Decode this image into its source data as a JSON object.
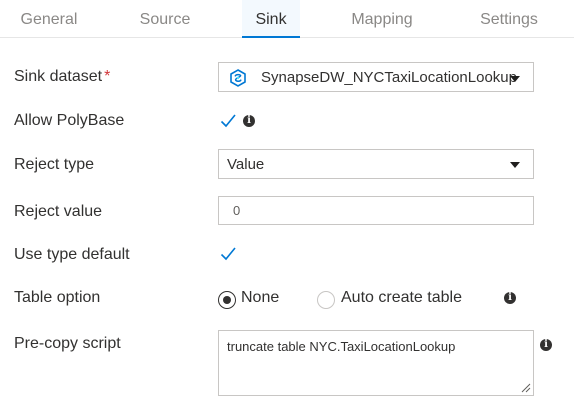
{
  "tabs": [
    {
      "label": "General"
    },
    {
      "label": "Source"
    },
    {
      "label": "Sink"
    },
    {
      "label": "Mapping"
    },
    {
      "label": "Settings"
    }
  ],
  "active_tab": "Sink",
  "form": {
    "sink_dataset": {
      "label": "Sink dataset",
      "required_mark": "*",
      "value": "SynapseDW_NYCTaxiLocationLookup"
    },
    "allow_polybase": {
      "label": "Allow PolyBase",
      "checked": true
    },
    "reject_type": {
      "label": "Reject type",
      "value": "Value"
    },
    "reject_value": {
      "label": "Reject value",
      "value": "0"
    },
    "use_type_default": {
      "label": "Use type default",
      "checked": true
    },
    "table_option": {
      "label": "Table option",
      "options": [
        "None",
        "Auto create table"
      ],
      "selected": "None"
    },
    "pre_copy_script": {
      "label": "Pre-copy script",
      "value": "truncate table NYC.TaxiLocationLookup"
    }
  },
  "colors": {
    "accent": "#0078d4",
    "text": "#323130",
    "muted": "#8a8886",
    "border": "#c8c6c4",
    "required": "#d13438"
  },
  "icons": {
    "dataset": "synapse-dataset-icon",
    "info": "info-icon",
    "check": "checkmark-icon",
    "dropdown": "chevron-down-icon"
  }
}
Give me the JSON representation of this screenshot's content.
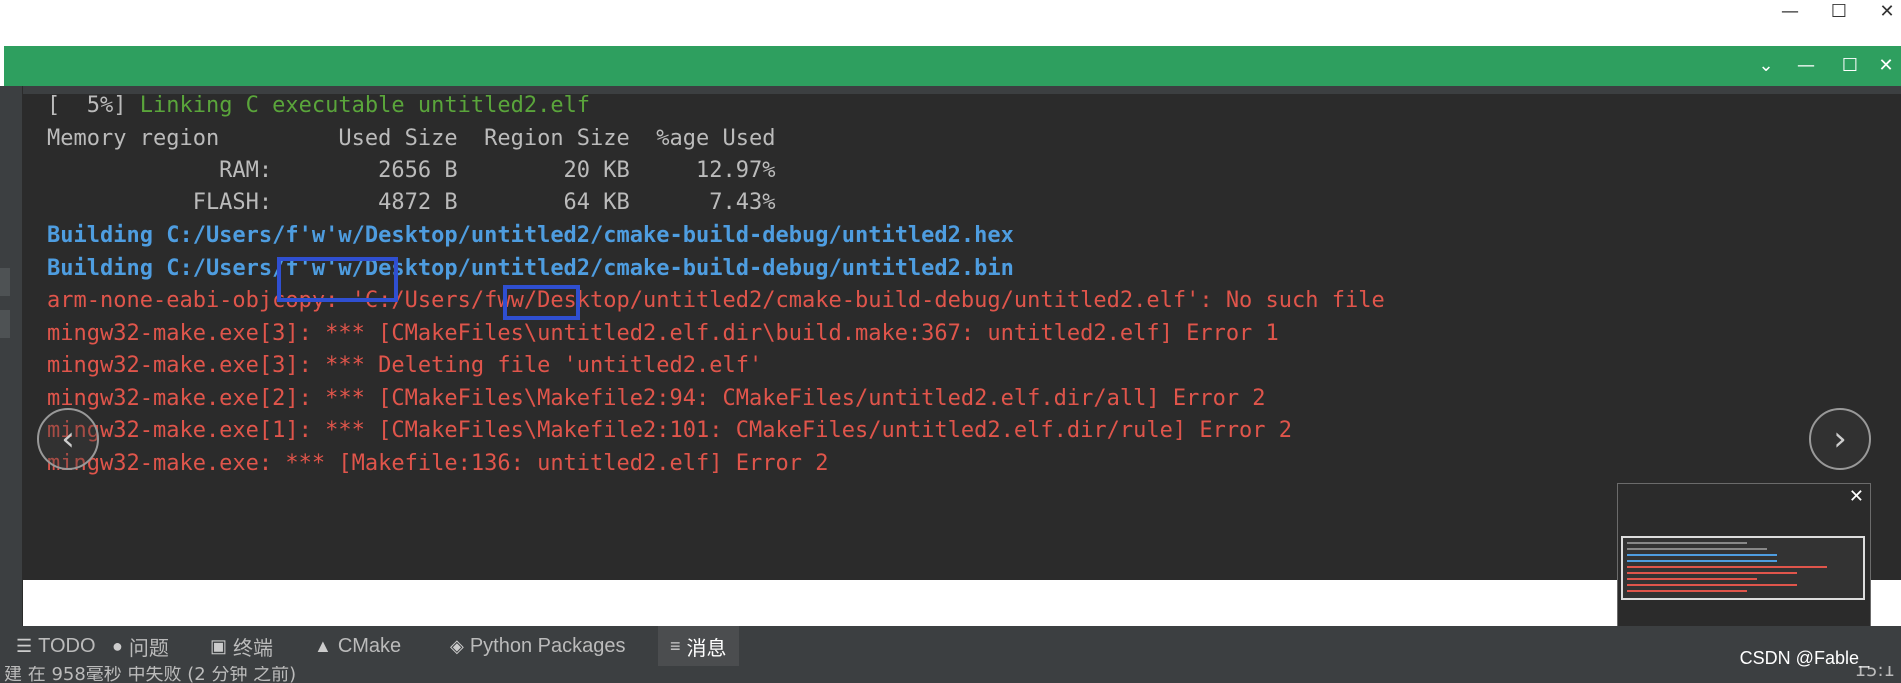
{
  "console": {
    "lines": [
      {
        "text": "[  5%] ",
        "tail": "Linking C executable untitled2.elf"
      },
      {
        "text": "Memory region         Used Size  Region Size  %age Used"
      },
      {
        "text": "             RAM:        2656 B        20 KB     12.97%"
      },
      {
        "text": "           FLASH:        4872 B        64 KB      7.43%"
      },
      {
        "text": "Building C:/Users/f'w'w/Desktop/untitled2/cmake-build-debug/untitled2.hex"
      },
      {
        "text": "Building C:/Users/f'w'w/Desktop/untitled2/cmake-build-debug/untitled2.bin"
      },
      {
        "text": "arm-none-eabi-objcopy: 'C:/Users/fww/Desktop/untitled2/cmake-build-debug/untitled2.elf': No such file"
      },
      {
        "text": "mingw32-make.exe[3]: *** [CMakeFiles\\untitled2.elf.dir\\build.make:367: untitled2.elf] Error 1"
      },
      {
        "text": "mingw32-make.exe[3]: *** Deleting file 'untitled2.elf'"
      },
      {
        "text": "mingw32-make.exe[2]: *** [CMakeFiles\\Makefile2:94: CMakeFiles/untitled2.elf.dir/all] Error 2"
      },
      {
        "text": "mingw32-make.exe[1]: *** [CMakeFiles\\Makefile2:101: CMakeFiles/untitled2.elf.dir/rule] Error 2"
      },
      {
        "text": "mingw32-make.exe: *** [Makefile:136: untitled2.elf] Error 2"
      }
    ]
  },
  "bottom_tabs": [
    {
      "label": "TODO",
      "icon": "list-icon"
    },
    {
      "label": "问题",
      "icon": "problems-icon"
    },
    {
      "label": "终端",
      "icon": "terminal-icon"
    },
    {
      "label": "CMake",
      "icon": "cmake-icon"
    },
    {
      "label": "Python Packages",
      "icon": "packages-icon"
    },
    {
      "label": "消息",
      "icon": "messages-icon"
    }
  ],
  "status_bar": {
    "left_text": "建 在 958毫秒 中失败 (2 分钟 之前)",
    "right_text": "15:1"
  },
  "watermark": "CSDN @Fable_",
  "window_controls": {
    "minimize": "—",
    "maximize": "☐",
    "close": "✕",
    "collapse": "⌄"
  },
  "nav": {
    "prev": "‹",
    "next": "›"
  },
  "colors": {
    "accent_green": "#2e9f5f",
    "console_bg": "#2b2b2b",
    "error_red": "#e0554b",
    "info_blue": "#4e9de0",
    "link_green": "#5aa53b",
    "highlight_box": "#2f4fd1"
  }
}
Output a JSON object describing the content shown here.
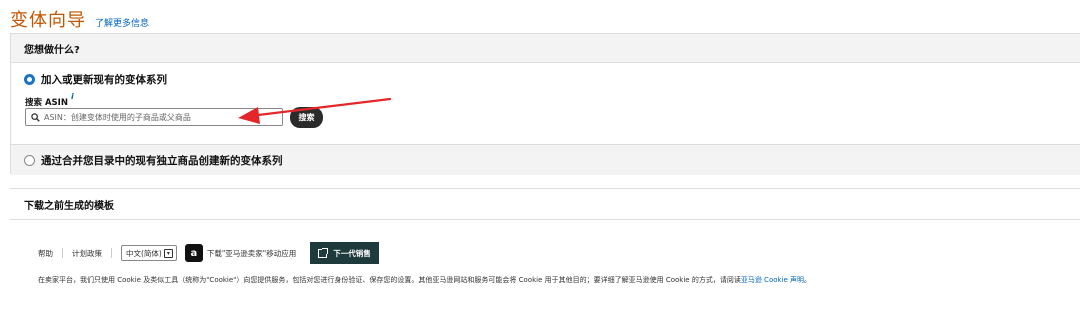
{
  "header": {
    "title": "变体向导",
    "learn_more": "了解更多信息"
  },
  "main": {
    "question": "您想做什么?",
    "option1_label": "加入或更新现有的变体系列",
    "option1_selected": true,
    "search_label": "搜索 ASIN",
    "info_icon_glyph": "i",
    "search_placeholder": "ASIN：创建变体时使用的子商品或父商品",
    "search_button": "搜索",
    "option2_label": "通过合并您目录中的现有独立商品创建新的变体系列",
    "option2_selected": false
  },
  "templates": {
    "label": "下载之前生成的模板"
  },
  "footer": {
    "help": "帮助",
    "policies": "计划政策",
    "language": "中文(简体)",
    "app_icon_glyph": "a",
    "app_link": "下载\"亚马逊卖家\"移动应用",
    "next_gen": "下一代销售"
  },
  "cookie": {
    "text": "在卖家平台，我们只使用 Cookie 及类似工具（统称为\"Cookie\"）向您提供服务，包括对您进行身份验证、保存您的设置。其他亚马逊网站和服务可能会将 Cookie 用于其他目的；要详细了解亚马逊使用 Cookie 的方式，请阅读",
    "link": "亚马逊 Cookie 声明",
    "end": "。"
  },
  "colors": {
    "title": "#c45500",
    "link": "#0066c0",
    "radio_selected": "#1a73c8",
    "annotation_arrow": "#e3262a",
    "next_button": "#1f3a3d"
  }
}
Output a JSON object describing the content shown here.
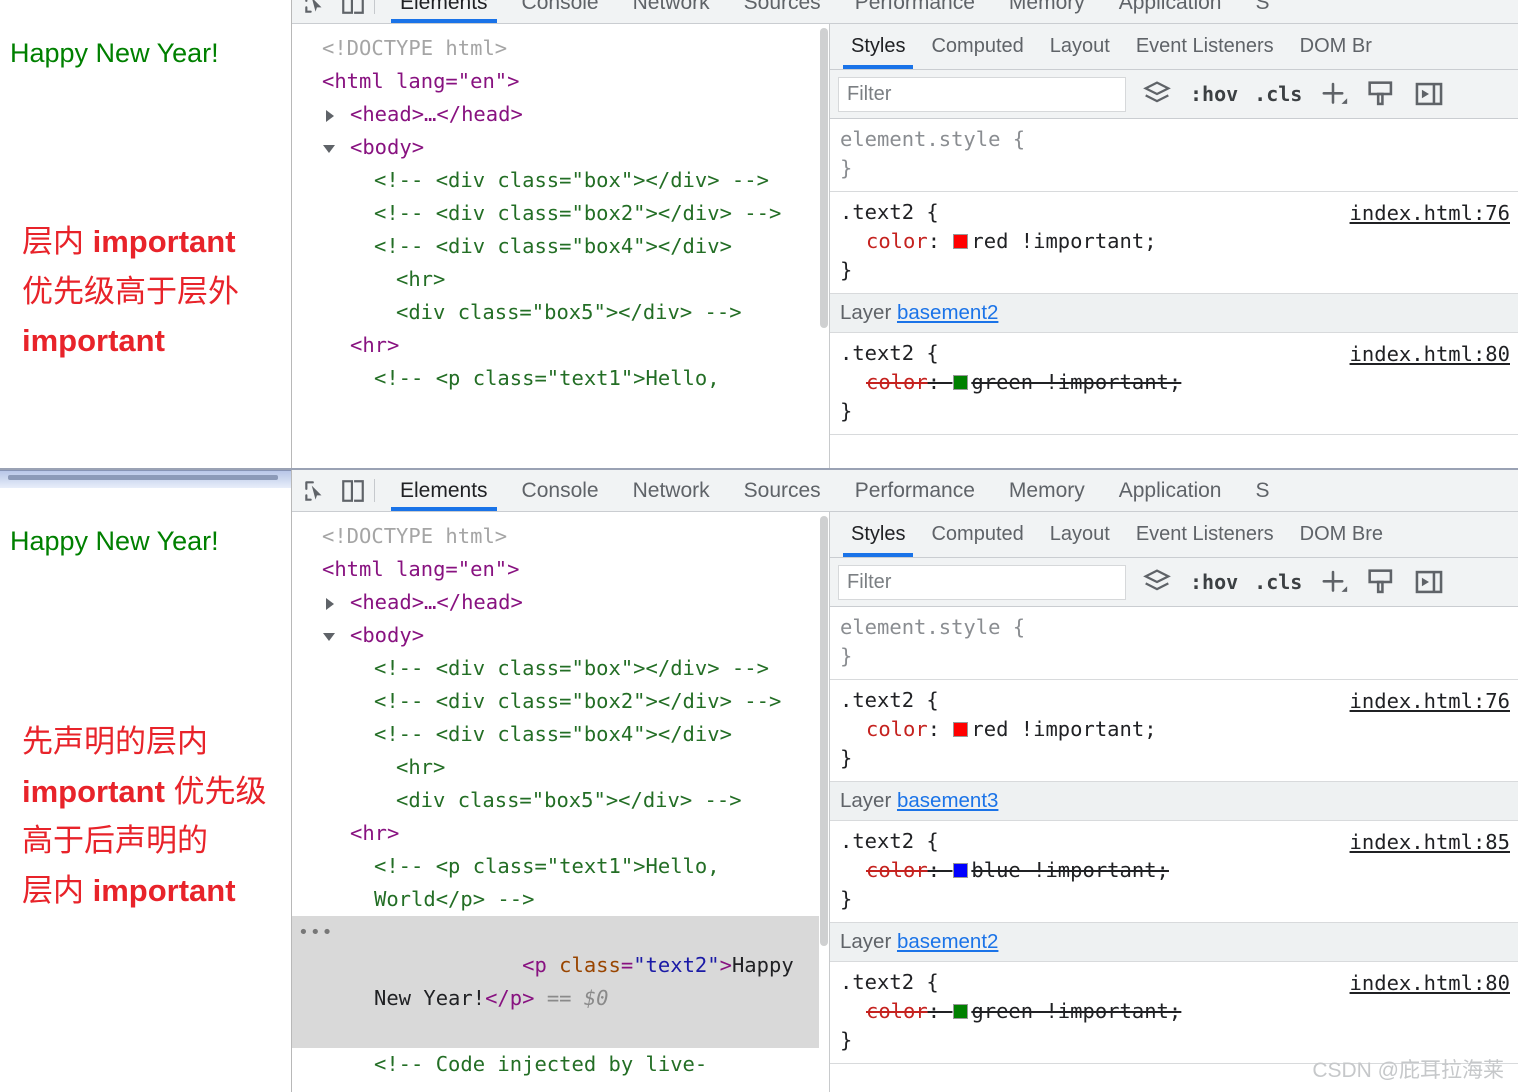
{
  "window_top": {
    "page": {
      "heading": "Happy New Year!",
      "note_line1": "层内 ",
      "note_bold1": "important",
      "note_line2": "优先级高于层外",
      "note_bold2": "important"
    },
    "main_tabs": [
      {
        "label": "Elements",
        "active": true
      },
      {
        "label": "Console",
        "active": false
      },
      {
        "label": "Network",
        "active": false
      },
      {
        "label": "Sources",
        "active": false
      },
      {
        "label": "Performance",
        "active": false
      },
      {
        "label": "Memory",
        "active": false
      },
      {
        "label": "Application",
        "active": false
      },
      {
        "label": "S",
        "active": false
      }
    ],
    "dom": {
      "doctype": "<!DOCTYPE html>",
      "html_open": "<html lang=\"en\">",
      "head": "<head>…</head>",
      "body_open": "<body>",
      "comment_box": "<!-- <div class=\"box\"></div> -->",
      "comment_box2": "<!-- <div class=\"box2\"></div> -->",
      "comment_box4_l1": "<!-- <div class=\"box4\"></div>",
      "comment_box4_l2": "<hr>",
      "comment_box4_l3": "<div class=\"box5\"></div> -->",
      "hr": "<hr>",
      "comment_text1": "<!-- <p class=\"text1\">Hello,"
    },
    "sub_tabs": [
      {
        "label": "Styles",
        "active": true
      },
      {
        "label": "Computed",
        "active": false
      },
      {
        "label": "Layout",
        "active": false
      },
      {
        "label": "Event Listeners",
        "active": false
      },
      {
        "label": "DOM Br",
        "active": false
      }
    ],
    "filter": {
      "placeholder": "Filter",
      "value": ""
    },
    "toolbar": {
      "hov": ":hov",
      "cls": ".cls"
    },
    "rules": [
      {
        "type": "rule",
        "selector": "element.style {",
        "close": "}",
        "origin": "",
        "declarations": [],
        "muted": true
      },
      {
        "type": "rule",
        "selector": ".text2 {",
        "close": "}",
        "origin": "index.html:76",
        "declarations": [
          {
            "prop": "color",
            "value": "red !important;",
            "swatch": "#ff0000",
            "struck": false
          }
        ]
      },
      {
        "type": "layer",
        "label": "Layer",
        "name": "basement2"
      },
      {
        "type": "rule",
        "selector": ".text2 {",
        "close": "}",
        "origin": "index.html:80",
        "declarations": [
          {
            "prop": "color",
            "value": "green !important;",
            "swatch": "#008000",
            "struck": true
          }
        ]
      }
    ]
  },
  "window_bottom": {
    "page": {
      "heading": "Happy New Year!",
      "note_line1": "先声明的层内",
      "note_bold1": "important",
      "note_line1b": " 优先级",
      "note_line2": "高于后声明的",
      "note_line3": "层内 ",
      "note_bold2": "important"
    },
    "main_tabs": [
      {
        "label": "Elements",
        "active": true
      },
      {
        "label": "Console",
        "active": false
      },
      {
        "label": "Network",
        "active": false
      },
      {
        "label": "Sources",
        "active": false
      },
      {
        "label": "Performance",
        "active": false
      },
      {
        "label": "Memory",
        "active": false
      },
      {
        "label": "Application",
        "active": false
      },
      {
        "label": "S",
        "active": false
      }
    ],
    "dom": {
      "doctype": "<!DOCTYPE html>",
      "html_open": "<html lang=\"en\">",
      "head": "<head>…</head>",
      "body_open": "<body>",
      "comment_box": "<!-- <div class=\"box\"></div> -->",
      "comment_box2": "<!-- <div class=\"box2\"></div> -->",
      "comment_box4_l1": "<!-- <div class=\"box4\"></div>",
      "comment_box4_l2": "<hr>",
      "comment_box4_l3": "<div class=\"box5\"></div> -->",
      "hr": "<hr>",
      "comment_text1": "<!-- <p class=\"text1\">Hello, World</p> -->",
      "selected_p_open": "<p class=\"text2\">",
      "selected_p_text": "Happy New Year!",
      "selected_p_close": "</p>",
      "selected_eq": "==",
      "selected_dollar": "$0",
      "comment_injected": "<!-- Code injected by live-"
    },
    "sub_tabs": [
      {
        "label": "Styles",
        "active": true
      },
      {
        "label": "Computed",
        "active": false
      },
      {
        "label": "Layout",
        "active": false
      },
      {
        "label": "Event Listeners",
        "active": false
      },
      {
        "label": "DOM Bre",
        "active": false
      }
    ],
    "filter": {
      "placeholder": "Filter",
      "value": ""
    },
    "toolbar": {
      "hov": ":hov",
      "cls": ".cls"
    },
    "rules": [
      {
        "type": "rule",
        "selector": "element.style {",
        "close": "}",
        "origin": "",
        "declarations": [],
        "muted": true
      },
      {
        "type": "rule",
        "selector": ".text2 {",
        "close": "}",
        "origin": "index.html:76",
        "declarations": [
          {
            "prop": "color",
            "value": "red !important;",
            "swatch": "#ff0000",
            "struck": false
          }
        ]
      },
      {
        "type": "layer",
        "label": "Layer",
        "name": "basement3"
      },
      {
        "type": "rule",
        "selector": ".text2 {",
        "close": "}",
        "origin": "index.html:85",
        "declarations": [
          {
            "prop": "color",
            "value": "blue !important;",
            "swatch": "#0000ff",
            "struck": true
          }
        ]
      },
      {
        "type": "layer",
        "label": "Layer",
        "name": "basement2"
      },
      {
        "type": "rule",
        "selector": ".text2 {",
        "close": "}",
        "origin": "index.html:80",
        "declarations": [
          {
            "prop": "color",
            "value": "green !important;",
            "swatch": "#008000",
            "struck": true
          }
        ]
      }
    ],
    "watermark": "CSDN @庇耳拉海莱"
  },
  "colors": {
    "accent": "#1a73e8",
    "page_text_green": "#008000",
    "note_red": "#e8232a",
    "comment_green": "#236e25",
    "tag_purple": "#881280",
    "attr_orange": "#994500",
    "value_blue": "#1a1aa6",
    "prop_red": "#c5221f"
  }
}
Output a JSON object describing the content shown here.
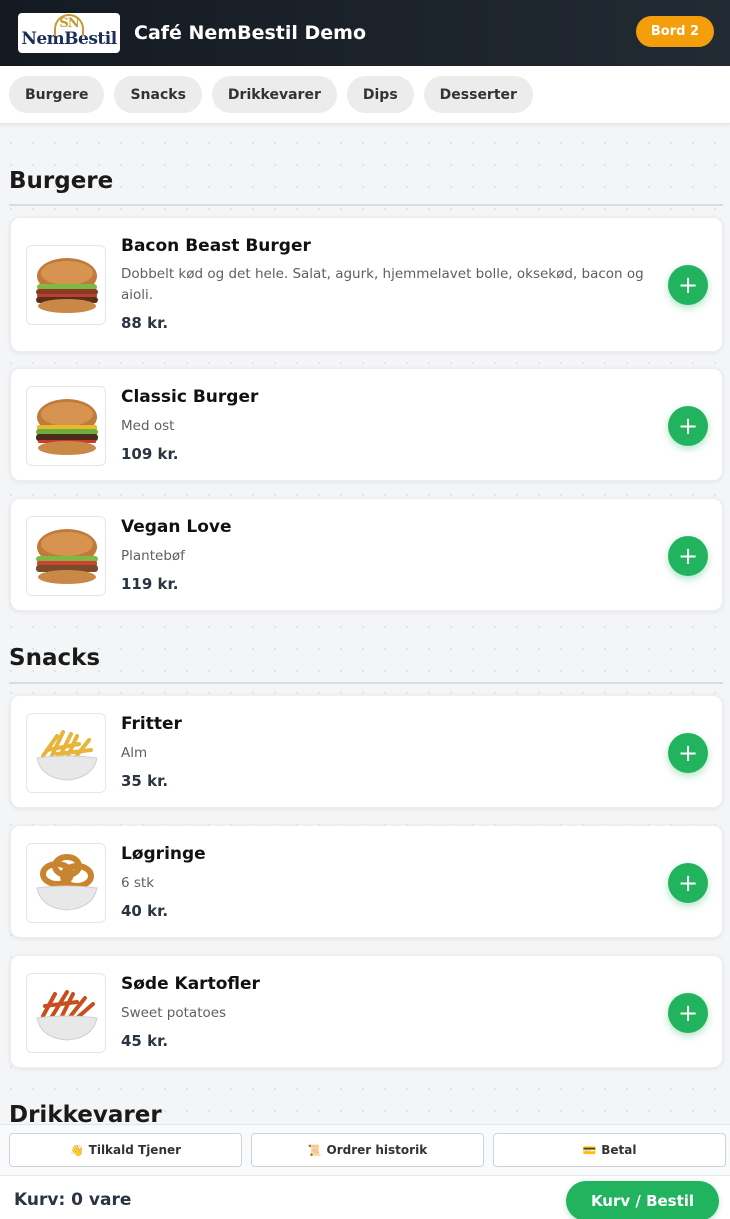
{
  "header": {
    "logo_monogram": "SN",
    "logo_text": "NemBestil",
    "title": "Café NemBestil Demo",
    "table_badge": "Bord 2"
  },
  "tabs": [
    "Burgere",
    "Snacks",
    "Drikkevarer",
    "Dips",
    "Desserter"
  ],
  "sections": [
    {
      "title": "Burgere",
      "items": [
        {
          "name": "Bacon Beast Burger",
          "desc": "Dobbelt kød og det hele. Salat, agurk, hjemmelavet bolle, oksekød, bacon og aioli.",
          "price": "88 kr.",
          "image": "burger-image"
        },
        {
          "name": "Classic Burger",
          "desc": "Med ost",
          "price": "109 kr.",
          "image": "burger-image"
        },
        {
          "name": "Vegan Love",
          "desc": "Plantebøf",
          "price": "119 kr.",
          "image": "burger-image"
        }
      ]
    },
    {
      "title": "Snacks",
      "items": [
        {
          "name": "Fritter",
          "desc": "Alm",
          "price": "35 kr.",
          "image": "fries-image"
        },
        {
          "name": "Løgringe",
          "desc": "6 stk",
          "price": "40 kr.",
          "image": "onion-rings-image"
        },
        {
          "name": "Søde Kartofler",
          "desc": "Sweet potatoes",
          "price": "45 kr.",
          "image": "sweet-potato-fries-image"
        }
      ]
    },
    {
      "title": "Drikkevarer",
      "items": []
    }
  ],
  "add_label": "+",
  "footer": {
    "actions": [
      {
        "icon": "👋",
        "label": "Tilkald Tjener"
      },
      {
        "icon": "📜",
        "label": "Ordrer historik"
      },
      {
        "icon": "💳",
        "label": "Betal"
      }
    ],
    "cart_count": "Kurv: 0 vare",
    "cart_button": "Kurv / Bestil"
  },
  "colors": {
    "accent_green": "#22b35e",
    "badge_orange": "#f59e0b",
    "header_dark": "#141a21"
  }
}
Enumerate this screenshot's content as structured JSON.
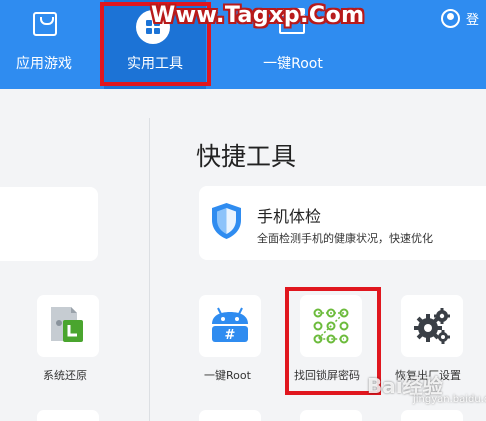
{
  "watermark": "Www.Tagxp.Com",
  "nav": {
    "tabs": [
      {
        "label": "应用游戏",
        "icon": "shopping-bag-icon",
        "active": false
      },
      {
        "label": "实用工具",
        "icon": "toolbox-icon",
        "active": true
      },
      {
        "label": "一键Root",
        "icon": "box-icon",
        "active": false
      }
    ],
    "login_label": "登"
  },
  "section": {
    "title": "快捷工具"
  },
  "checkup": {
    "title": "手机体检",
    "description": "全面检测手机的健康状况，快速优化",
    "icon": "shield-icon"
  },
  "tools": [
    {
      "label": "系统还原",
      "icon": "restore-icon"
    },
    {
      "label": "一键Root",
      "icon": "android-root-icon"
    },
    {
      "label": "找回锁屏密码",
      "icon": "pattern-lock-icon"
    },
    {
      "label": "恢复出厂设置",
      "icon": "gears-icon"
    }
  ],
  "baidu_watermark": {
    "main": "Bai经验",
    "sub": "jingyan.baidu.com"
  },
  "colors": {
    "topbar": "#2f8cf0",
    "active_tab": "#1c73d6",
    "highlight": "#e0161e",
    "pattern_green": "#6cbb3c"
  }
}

================================

# Exercise requirements:
Above is a listing; report how many of its lines include the word "price", giving the number only.

# Solution to this task:
6